### Task inputs ###

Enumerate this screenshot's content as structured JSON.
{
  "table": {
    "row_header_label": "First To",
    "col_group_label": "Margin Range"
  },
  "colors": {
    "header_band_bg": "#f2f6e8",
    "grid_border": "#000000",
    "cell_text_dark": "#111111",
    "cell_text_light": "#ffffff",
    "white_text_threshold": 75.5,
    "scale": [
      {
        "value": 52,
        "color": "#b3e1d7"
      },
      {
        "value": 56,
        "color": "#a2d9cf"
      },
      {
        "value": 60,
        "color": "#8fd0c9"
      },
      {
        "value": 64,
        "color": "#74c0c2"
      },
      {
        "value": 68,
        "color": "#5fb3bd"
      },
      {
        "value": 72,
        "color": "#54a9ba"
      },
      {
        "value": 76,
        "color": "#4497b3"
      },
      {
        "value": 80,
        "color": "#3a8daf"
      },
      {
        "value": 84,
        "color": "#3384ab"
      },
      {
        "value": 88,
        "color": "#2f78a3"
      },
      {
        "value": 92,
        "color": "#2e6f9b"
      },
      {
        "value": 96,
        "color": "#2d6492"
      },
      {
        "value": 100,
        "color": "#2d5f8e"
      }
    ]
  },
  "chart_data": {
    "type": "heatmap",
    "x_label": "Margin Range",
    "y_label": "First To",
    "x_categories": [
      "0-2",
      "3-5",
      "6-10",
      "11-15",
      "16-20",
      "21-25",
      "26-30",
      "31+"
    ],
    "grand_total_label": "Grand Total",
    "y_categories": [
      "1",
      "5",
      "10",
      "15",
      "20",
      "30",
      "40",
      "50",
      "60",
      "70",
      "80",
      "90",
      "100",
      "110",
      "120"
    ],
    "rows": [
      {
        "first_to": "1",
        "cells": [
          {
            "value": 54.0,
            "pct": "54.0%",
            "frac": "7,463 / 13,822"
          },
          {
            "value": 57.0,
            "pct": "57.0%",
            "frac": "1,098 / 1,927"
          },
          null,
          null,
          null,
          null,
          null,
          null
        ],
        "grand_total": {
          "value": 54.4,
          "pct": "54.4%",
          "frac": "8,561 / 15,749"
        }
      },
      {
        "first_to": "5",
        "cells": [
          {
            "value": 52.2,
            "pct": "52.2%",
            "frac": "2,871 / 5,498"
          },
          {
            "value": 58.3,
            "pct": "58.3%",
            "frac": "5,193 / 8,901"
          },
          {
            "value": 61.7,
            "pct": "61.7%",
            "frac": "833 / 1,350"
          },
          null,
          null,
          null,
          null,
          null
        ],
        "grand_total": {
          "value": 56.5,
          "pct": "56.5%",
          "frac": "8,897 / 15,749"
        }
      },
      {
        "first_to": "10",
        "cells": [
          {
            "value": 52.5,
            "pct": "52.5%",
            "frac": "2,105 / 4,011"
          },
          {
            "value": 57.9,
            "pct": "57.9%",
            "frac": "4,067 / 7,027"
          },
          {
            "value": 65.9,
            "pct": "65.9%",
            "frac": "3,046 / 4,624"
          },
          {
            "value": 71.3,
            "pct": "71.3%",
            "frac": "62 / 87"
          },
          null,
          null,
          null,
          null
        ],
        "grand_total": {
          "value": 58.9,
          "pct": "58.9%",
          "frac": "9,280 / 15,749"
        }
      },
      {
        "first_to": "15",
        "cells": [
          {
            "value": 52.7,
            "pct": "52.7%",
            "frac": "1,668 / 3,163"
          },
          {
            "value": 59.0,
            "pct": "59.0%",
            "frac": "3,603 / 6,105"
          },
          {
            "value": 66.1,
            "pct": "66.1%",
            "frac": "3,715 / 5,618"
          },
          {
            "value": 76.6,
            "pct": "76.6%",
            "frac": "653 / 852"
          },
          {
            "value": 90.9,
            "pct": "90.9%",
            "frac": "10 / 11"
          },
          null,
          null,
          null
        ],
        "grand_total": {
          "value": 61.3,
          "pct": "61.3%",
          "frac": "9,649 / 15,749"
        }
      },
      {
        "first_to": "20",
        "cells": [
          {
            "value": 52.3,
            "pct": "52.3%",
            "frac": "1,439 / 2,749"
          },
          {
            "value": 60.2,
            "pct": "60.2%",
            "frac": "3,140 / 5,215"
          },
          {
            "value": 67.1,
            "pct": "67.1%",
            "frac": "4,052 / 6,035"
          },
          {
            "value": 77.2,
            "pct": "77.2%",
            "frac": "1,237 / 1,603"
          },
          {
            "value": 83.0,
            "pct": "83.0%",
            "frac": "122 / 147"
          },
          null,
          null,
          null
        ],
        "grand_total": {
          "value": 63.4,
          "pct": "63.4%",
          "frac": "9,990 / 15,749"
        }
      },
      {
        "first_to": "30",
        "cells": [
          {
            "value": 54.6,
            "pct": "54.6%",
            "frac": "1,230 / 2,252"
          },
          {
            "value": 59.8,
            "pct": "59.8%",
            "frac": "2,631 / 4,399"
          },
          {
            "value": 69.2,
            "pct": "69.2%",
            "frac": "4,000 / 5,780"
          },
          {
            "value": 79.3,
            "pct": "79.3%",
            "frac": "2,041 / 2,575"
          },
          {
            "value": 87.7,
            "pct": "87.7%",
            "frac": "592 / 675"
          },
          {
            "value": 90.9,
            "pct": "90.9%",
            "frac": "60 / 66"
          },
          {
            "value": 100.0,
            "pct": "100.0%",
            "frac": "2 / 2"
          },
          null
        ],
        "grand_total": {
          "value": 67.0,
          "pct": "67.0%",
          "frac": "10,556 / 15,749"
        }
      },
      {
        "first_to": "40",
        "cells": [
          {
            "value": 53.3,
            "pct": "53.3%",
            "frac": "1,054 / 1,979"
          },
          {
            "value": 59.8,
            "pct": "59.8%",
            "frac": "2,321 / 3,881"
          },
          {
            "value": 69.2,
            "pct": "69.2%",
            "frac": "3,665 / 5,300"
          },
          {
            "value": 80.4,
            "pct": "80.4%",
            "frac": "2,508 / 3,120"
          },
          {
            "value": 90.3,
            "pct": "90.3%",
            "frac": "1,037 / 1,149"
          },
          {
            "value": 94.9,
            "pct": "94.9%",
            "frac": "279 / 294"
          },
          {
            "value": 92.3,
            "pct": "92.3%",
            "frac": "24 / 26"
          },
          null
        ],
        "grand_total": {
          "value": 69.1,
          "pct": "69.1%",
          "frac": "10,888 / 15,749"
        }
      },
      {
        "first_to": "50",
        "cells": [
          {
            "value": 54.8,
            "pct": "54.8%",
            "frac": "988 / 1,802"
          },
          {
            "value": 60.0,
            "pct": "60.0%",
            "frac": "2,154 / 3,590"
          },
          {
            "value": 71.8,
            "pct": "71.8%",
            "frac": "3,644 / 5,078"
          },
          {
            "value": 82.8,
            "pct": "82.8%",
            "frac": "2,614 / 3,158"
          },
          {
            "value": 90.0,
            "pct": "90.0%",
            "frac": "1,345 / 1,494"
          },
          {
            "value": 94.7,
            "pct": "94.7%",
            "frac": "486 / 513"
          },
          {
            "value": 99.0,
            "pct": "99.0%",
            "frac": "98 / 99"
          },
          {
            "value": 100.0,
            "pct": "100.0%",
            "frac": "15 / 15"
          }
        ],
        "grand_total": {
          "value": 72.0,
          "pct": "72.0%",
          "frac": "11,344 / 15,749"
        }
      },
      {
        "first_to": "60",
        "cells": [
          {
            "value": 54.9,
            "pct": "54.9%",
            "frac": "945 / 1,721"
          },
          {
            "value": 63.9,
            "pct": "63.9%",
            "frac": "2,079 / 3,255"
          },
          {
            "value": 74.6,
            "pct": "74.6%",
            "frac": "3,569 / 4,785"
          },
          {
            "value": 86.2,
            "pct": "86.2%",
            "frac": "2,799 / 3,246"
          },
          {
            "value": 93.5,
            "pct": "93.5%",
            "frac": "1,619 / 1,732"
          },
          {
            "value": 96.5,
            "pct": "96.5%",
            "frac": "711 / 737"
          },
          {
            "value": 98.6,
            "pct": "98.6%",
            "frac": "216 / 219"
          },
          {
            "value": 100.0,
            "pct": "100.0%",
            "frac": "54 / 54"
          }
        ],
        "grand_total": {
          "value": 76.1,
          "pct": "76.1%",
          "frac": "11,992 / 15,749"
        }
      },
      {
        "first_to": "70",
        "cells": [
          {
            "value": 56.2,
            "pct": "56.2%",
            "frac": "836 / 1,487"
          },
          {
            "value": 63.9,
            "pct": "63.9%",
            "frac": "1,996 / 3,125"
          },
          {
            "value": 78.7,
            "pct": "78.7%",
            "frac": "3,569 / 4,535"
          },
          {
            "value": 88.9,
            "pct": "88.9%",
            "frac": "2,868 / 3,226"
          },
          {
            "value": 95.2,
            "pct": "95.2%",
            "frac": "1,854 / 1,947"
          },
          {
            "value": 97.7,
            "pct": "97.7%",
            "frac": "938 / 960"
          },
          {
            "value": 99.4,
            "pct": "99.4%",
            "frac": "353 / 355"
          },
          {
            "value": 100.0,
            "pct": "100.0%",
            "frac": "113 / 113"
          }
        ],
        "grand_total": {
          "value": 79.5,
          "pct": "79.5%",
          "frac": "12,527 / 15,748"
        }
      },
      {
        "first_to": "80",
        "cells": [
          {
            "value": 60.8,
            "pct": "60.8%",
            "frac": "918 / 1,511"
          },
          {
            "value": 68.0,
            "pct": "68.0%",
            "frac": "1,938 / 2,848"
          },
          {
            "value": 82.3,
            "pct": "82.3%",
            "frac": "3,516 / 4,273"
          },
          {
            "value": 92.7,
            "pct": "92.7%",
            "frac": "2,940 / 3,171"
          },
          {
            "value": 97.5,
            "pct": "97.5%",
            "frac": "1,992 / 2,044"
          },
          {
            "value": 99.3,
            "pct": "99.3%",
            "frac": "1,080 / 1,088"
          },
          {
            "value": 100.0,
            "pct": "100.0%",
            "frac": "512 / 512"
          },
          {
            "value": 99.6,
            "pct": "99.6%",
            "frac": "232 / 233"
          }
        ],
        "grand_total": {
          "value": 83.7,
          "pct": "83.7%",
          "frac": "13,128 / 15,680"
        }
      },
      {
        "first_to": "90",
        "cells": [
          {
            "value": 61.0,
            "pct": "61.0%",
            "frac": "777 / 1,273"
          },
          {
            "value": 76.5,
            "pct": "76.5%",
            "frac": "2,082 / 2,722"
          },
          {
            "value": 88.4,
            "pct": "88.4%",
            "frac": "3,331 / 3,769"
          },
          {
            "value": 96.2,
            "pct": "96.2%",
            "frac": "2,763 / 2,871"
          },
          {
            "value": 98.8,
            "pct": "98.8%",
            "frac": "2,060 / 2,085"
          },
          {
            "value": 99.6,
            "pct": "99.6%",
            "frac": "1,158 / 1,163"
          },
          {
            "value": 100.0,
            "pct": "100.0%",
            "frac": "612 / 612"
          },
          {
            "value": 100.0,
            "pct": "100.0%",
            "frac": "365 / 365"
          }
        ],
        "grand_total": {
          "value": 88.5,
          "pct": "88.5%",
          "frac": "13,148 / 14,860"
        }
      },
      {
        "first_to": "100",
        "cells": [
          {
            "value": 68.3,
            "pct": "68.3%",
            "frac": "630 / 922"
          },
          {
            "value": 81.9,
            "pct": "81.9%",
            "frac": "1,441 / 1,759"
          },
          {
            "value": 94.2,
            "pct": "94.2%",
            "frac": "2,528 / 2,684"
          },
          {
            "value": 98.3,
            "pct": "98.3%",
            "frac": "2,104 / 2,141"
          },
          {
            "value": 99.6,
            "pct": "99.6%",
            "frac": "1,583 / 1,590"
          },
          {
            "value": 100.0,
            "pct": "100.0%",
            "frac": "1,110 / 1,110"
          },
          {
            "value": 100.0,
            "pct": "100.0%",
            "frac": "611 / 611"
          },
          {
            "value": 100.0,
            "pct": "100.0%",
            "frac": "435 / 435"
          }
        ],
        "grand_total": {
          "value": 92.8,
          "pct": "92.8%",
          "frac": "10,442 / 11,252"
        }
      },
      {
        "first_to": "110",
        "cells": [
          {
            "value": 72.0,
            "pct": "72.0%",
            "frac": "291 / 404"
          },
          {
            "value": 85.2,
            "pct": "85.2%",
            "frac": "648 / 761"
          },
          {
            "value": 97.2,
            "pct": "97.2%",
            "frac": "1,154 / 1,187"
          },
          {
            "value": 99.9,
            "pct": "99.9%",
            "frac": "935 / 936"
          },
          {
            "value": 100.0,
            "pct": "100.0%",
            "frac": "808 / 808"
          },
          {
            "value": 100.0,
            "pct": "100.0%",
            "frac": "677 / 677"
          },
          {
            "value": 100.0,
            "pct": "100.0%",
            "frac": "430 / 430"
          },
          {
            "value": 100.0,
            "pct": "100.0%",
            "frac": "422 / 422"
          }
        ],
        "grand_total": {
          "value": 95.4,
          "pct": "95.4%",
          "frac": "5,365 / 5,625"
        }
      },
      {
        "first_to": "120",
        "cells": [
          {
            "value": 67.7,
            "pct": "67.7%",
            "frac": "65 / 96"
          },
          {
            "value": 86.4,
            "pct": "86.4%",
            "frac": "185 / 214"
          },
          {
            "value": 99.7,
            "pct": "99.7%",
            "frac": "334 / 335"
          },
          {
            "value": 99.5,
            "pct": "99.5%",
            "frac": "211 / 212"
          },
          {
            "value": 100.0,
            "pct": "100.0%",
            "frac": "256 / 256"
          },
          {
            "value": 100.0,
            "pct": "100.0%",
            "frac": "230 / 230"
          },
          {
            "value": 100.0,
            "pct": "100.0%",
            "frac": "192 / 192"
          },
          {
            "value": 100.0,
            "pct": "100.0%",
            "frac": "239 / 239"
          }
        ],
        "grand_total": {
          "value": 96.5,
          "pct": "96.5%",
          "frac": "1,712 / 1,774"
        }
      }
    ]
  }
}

###

### Exercise objective
Gather up the lines that contain the word "Range".

### Correct response
    "col_group_label": "Margin Range"
    "x_label": "Margin Range",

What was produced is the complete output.